═════ Listed entries ═════
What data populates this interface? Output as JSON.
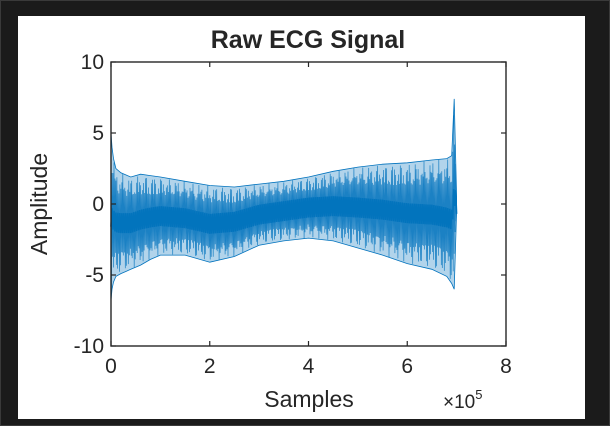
{
  "chart_data": {
    "type": "line",
    "title": "Raw ECG Signal",
    "xlabel": "Samples",
    "ylabel": "Amplitude",
    "xlim": [
      0,
      8
    ],
    "ylim": [
      -10,
      10
    ],
    "x_ticks": [
      "0",
      "2",
      "4",
      "6",
      "8"
    ],
    "y_ticks": [
      "10",
      "5",
      "0",
      "-5",
      "-10"
    ],
    "x_exponent": {
      "base": "×10",
      "power": "5"
    },
    "grid": false,
    "series": [
      {
        "color": "#0072bd",
        "x": [
          0,
          0.02,
          0.05,
          0.1,
          0.2,
          0.4,
          0.6,
          0.8,
          1.0,
          1.5,
          2.0,
          2.5,
          3.0,
          3.5,
          4.0,
          4.5,
          5.0,
          5.5,
          6.0,
          6.5,
          6.8,
          6.9,
          6.95,
          7.0
        ],
        "upper": [
          5.0,
          4.0,
          3.2,
          2.5,
          2.2,
          1.9,
          2.1,
          2.0,
          1.9,
          1.6,
          1.3,
          1.2,
          1.4,
          1.6,
          1.9,
          2.3,
          2.6,
          2.8,
          2.9,
          3.1,
          3.2,
          3.4,
          7.4,
          0.5
        ],
        "lower": [
          -6.8,
          -6.0,
          -5.5,
          -5.1,
          -4.9,
          -4.6,
          -4.3,
          -3.9,
          -3.6,
          -3.6,
          -4.1,
          -3.7,
          -2.9,
          -2.6,
          -2.4,
          -2.6,
          -3.1,
          -3.6,
          -4.2,
          -4.6,
          -5.1,
          -5.6,
          -6.0,
          -0.5
        ]
      }
    ]
  },
  "colors": {
    "background": "#1b1b1b",
    "panel": "#ffffff",
    "axis": "#262626",
    "signal": "#0072bd"
  }
}
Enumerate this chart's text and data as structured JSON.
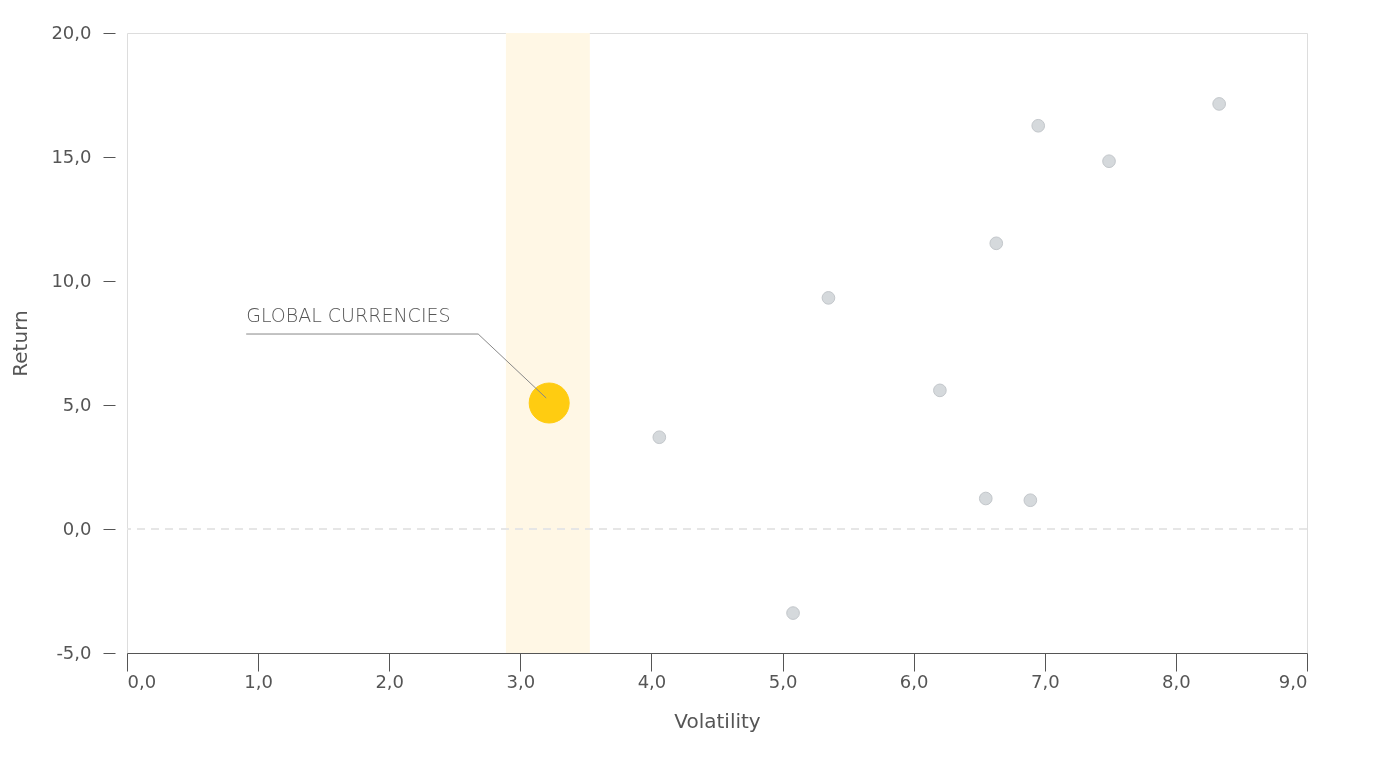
{
  "chart_data": {
    "type": "scatter",
    "xlabel": "Volatility",
    "ylabel": "Return",
    "series": [
      {
        "color": "#d5d9dc",
        "x": [
          8.33,
          6.95,
          7.49,
          6.63,
          5.35,
          6.2,
          4.06,
          6.55,
          6.89,
          5.08
        ],
        "values": [
          17.14,
          16.26,
          14.83,
          11.52,
          9.32,
          5.59,
          3.7,
          1.23,
          1.16,
          -3.39
        ]
      },
      {
        "color": "#ffcc11",
        "x": [
          3.22
        ],
        "values": [
          5.08
        ]
      }
    ],
    "xlim": [
      0,
      9
    ],
    "ylim": [
      -5,
      20
    ],
    "xticks": [
      {
        "value": 0,
        "label": "0,0"
      },
      {
        "value": 1,
        "label": "1,0"
      },
      {
        "value": 2,
        "label": "2,0"
      },
      {
        "value": 3,
        "label": "3,0"
      },
      {
        "value": 4,
        "label": "4,0"
      },
      {
        "value": 5,
        "label": "5,0"
      },
      {
        "value": 6,
        "label": "6,0"
      },
      {
        "value": 7,
        "label": "7,0"
      },
      {
        "value": 8,
        "label": "8,0"
      },
      {
        "value": 9,
        "label": "9,0"
      }
    ],
    "yticks": [
      {
        "value": -5,
        "label": "-5,0"
      },
      {
        "value": 0,
        "label": "0,0"
      },
      {
        "value": 5,
        "label": "5,0"
      },
      {
        "value": 10,
        "label": "10,0"
      },
      {
        "value": 15,
        "label": "15,0"
      },
      {
        "value": 20,
        "label": "20,0"
      }
    ],
    "ref_lines": [
      {
        "axis": "y",
        "value": 0,
        "color": "#e6e6e6",
        "line_style": "dashed"
      }
    ],
    "bands": [
      {
        "axis": "x",
        "from": 2.89,
        "to": 3.53,
        "color": "#fff7e5"
      }
    ],
    "annotations": [
      {
        "text": "GLOBAL CURRENCIES",
        "x": 3.22,
        "y": 5.08
      }
    ],
    "marker": "circle",
    "grid": false
  }
}
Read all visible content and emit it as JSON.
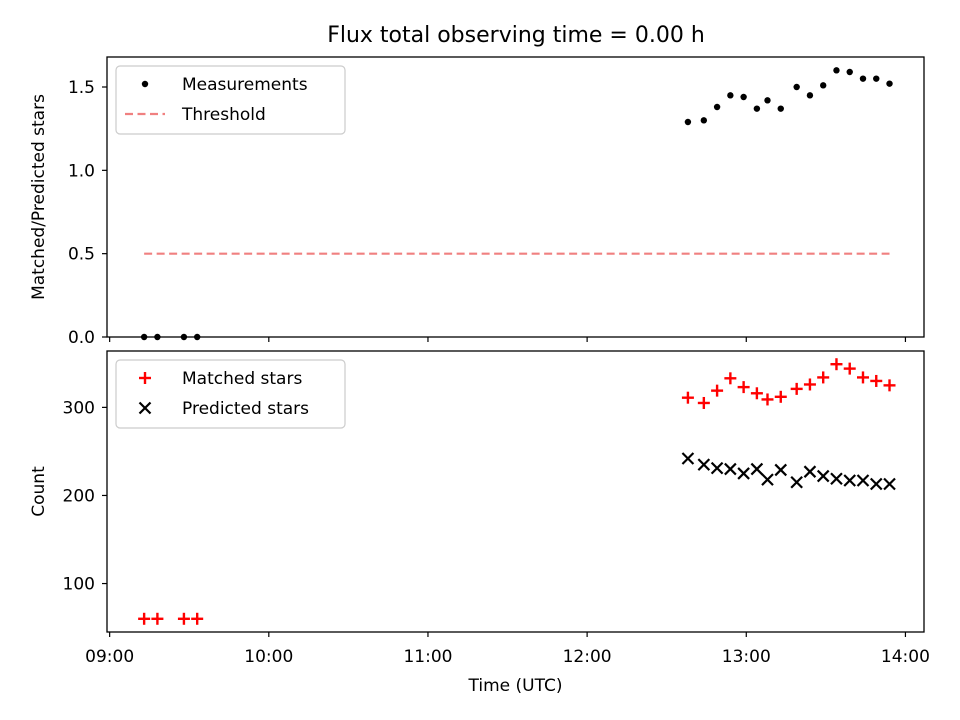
{
  "figure": {
    "title": "Flux total observing time = 0.00 h"
  },
  "chart_data": [
    {
      "type": "scatter",
      "panel": "top",
      "title": "Flux total observing time = 0.00 h",
      "xlabel": "",
      "ylabel": "Matched/Predicted stars",
      "x_ticks": [
        "09:00",
        "10:00",
        "11:00",
        "12:00",
        "13:00",
        "14:00"
      ],
      "x_tick_labels_shown": false,
      "xlim": [
        "08:59",
        "14:07"
      ],
      "ylim": [
        0.0,
        1.68
      ],
      "y_ticks": [
        0.0,
        0.5,
        1.0,
        1.5
      ],
      "y_tick_labels": [
        "0.0",
        "0.5",
        "1.0",
        "1.5"
      ],
      "grid": false,
      "legend_position": "upper left",
      "series": [
        {
          "name": "Measurements",
          "marker": "dot",
          "color": "#000000",
          "x": [
            "09:13",
            "09:18",
            "09:28",
            "09:33",
            "12:38",
            "12:44",
            "12:49",
            "12:54",
            "12:59",
            "13:04",
            "13:08",
            "13:13",
            "13:19",
            "13:24",
            "13:29",
            "13:34",
            "13:39",
            "13:44",
            "13:49",
            "13:54"
          ],
          "y": [
            0.0,
            0.0,
            0.0,
            0.0,
            1.29,
            1.3,
            1.38,
            1.45,
            1.44,
            1.37,
            1.42,
            1.37,
            1.5,
            1.45,
            1.51,
            1.6,
            1.59,
            1.55,
            1.55,
            1.52
          ]
        },
        {
          "name": "Threshold",
          "style": "dashed",
          "color": "#f08080",
          "x": [
            "09:13",
            "13:54"
          ],
          "y": [
            0.5,
            0.5
          ]
        }
      ]
    },
    {
      "type": "scatter",
      "panel": "bottom",
      "xlabel": "Time (UTC)",
      "ylabel": "Count",
      "x_ticks": [
        "09:00",
        "10:00",
        "11:00",
        "12:00",
        "13:00",
        "14:00"
      ],
      "x_tick_labels": [
        "09:00",
        "10:00",
        "11:00",
        "12:00",
        "13:00",
        "14:00"
      ],
      "xlim": [
        "08:59",
        "14:07"
      ],
      "ylim": [
        45,
        364
      ],
      "y_ticks": [
        100,
        200,
        300
      ],
      "y_tick_labels": [
        "100",
        "200",
        "300"
      ],
      "grid": false,
      "legend_position": "upper left",
      "series": [
        {
          "name": "Matched stars",
          "marker": "plus",
          "color": "#ff0000",
          "x": [
            "09:13",
            "09:18",
            "09:28",
            "09:33",
            "12:38",
            "12:44",
            "12:49",
            "12:54",
            "12:59",
            "13:04",
            "13:08",
            "13:13",
            "13:19",
            "13:24",
            "13:29",
            "13:34",
            "13:39",
            "13:44",
            "13:49",
            "13:54"
          ],
          "y": [
            60,
            60,
            60,
            60,
            311,
            305,
            319,
            333,
            323,
            316,
            309,
            312,
            321,
            326,
            334,
            349,
            344,
            334,
            330,
            325
          ]
        },
        {
          "name": "Predicted stars",
          "marker": "x",
          "color": "#000000",
          "x": [
            "12:38",
            "12:44",
            "12:49",
            "12:54",
            "12:59",
            "13:04",
            "13:08",
            "13:13",
            "13:19",
            "13:24",
            "13:29",
            "13:34",
            "13:39",
            "13:44",
            "13:49",
            "13:54"
          ],
          "y": [
            242,
            235,
            231,
            230,
            225,
            230,
            218,
            229,
            215,
            227,
            222,
            219,
            217,
            217,
            213,
            213
          ]
        }
      ]
    }
  ]
}
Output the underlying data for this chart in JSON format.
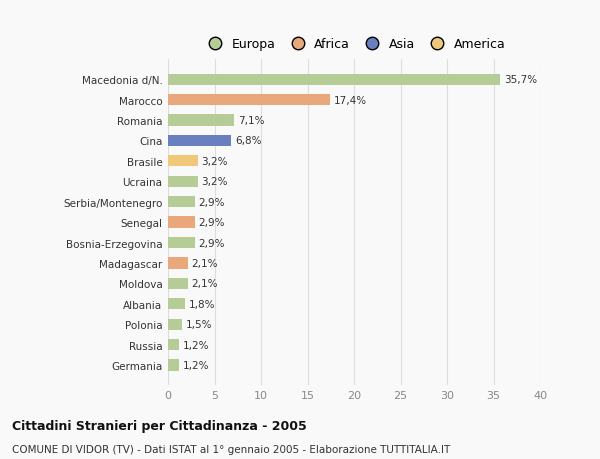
═════
Each line that has the word "Flux" should be copied.

**Response to the task**
    "title": "Flux total observing time = 0.00 h"
      "title": "Flux total observing time = 0.00 h",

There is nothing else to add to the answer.